[Short problem] Identify each line containing the word "channel" and copy it.

──────── Supplied data ────────

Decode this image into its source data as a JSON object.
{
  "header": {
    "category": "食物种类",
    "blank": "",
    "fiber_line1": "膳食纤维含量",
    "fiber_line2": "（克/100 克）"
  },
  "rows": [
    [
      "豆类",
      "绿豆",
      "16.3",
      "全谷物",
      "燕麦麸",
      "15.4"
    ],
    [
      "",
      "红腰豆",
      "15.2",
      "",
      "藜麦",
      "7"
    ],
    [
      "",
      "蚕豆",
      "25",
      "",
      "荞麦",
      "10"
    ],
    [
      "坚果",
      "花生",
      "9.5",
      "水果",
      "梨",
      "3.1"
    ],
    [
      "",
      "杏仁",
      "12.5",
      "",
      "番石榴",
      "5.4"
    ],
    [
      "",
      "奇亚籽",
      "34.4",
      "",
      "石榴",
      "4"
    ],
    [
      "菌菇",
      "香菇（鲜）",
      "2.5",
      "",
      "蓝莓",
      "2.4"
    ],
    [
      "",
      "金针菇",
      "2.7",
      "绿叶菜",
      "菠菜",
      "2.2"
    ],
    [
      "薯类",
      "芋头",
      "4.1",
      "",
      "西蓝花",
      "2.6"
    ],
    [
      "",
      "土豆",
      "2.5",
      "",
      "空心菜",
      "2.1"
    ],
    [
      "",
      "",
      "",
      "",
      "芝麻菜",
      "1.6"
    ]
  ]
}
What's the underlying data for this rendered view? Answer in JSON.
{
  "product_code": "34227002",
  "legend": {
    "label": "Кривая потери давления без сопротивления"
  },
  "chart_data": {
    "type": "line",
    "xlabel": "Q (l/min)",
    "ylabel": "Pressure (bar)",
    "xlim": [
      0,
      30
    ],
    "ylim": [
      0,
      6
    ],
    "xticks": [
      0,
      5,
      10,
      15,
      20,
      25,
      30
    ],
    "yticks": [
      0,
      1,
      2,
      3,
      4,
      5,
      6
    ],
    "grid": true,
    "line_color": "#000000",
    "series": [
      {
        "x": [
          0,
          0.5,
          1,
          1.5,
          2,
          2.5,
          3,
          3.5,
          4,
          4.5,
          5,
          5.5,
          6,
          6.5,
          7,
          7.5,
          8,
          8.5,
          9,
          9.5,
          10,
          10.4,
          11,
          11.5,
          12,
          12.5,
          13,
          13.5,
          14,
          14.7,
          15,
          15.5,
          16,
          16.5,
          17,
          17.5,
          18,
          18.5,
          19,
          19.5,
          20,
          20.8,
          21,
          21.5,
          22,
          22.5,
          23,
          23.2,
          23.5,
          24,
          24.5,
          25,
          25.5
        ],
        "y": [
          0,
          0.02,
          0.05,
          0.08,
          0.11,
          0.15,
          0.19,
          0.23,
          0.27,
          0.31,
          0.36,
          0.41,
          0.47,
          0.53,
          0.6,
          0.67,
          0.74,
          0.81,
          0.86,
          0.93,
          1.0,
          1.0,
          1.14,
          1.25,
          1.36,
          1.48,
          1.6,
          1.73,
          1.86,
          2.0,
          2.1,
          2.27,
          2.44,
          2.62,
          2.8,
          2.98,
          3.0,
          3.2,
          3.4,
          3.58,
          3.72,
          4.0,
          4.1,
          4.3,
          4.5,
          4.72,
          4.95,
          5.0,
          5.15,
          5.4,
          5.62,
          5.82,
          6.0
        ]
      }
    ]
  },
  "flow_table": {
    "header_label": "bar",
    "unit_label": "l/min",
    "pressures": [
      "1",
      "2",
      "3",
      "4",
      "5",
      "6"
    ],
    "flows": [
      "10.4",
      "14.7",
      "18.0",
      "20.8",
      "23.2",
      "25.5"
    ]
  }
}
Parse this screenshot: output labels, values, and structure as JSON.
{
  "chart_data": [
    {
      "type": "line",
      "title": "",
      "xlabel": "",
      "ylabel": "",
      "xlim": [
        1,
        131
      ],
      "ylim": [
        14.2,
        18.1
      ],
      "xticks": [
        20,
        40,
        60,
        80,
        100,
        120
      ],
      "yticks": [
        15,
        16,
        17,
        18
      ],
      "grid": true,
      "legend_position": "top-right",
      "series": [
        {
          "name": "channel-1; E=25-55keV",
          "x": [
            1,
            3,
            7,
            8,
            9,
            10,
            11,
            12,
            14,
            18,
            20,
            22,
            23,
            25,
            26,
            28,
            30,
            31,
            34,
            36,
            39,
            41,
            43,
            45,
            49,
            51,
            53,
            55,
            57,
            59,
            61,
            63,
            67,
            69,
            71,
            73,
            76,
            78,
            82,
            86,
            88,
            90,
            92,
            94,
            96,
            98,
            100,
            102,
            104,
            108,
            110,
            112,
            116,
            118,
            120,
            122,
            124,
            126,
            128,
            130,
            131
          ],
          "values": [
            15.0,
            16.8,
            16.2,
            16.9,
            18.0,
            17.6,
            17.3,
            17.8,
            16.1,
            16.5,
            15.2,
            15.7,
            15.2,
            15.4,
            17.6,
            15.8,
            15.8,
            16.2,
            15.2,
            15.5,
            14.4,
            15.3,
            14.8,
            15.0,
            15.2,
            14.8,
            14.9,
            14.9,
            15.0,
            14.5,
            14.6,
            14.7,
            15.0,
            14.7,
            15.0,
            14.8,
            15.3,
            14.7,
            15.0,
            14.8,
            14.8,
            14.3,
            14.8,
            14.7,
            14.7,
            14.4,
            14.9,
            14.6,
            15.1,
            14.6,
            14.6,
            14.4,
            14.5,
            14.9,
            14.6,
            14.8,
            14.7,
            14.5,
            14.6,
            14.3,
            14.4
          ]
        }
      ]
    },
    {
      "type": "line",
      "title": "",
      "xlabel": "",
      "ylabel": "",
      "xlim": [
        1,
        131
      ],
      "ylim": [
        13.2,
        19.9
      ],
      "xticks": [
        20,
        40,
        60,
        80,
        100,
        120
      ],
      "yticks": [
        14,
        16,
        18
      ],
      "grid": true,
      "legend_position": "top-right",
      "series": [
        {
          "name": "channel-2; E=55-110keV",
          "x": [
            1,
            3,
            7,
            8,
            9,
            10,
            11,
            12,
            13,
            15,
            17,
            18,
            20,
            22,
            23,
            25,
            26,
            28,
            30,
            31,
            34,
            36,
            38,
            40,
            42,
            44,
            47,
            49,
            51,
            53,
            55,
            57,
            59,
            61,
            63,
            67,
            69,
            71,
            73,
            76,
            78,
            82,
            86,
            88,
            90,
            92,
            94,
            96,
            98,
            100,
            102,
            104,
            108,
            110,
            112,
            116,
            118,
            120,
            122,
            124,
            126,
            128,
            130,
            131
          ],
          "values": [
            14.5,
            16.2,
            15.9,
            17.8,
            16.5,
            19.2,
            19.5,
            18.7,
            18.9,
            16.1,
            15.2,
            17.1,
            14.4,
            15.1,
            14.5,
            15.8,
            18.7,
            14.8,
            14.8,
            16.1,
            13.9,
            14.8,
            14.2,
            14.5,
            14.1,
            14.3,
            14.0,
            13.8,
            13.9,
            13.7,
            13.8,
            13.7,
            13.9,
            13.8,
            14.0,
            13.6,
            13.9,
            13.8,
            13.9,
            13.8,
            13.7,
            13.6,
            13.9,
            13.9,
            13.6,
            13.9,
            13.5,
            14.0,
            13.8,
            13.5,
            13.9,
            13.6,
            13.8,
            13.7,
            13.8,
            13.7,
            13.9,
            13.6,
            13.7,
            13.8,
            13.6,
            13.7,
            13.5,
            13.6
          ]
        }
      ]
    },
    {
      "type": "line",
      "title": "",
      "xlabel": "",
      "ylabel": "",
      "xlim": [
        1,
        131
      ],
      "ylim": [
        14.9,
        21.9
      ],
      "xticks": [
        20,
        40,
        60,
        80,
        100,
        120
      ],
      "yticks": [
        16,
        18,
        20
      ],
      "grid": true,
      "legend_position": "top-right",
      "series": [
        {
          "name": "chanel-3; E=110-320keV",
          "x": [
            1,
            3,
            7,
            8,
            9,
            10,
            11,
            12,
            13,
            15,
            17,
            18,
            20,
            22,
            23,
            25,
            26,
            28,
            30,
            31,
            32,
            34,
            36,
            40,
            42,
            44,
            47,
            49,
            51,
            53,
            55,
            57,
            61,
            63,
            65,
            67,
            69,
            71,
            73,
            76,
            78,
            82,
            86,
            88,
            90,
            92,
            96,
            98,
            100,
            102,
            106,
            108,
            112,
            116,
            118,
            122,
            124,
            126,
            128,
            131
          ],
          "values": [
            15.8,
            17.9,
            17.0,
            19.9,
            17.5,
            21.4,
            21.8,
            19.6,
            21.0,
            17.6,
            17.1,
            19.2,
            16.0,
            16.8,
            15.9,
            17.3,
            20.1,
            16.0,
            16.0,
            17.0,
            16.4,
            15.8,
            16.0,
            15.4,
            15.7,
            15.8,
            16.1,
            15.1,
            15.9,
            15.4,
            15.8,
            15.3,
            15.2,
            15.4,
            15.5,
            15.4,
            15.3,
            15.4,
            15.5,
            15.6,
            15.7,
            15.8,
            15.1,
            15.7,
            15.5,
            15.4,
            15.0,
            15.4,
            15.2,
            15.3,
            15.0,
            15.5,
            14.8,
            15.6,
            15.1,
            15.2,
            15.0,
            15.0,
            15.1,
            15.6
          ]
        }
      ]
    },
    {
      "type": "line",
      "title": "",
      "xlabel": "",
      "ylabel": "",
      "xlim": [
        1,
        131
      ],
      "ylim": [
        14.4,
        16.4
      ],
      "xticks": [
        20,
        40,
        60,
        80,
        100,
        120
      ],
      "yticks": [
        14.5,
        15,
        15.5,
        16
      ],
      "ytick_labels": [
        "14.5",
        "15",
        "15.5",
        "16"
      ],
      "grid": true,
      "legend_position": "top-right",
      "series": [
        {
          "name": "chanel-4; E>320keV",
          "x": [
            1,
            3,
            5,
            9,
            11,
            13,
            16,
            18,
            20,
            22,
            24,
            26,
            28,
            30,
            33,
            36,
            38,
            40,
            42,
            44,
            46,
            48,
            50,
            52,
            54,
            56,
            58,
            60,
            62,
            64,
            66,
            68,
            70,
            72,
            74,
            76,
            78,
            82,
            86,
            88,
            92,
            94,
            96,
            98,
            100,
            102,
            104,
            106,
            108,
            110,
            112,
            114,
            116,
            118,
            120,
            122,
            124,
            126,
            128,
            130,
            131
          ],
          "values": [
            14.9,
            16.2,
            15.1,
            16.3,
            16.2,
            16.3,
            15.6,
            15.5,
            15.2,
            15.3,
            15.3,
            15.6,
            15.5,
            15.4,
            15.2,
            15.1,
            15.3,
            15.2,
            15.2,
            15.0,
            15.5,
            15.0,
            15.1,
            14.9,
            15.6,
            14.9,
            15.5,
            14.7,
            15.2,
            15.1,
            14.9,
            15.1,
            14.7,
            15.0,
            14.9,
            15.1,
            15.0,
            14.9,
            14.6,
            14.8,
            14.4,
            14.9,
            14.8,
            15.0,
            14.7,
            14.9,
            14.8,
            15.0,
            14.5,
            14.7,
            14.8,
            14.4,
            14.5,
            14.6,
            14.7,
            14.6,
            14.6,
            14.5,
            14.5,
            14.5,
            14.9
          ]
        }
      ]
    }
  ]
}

────────

[Response to this exercise]
          "name": "channel-1; E=25-55keV",
          "name": "channel-2; E=55-110keV",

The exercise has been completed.